*BRIEF*
Identify the lines that contain the word "Make" and copy each one.

─── EXERCISE INPUTS

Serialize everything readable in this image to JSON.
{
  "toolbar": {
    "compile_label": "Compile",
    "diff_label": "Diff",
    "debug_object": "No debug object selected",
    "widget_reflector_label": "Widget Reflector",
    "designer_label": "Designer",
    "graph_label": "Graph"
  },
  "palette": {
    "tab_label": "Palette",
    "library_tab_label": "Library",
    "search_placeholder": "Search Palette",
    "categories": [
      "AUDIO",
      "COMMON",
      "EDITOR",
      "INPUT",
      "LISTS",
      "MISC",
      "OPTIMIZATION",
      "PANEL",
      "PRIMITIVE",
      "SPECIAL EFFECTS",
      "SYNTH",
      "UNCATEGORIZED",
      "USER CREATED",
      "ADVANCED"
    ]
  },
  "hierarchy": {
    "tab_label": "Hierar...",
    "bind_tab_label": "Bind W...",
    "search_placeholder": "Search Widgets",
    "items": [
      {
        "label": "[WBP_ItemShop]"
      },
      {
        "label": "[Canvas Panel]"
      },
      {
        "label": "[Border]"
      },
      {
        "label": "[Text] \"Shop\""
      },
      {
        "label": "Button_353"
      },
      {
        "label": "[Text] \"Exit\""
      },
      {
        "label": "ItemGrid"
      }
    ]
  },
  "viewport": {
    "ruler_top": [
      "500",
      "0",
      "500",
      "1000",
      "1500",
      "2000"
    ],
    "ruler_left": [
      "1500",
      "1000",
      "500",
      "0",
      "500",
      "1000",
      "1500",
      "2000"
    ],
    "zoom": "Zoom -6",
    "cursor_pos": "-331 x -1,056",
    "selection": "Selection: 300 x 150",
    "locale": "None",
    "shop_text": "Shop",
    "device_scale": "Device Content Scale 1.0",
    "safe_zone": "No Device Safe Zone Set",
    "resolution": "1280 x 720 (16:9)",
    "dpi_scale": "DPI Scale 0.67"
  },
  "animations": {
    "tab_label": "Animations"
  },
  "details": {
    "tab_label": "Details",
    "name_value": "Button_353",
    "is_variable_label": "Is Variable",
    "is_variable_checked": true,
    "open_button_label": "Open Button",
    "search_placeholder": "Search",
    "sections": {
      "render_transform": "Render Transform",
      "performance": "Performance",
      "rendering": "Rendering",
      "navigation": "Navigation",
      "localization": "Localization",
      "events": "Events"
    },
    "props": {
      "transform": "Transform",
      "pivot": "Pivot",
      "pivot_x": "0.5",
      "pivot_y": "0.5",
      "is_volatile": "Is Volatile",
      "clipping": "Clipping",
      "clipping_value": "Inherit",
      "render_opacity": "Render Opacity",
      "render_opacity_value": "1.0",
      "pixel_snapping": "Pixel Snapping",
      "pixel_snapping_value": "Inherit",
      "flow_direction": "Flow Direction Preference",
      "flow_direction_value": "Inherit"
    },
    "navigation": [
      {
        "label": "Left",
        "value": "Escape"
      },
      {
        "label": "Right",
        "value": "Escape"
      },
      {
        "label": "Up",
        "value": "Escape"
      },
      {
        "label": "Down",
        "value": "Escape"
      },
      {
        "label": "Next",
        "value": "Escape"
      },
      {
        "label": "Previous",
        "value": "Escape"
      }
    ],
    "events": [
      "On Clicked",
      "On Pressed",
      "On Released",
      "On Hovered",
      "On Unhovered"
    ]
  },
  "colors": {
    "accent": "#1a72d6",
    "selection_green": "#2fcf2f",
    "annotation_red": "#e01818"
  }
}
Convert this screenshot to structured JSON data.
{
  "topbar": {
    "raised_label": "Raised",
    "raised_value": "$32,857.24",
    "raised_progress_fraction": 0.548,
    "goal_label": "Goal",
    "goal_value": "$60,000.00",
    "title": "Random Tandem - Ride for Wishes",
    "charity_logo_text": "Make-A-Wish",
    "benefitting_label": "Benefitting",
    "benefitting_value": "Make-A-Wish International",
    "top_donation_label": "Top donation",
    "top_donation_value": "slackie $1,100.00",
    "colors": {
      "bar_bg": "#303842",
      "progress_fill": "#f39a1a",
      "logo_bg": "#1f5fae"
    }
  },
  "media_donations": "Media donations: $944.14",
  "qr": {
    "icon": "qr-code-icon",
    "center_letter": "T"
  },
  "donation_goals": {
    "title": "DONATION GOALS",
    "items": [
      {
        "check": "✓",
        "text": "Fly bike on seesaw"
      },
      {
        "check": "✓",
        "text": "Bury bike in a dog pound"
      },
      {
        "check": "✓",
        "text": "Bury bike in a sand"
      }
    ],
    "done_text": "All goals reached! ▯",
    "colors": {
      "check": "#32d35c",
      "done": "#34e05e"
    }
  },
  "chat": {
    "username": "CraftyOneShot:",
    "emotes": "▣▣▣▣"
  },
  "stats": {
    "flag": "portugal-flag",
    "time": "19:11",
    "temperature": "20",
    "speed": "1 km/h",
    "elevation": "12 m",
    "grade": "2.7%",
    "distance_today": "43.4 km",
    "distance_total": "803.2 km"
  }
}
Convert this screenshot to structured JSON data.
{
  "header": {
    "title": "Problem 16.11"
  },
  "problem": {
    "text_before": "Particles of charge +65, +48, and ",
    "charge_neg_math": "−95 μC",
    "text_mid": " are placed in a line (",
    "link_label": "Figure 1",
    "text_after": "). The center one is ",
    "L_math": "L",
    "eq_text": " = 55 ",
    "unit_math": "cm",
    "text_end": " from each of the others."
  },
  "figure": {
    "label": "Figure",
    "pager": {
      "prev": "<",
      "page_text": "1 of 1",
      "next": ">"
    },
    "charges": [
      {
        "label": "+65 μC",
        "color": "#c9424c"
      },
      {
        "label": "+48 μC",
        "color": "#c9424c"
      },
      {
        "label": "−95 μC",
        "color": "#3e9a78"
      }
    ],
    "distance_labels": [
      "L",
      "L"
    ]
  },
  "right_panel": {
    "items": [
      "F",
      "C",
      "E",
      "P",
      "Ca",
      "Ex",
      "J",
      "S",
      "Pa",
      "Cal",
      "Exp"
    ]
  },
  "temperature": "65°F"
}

──────

*WRITTEN SOLUTION*
    "charity_logo_text": "Make-A-Wish",
    "benefitting_value": "Make-A-Wish International",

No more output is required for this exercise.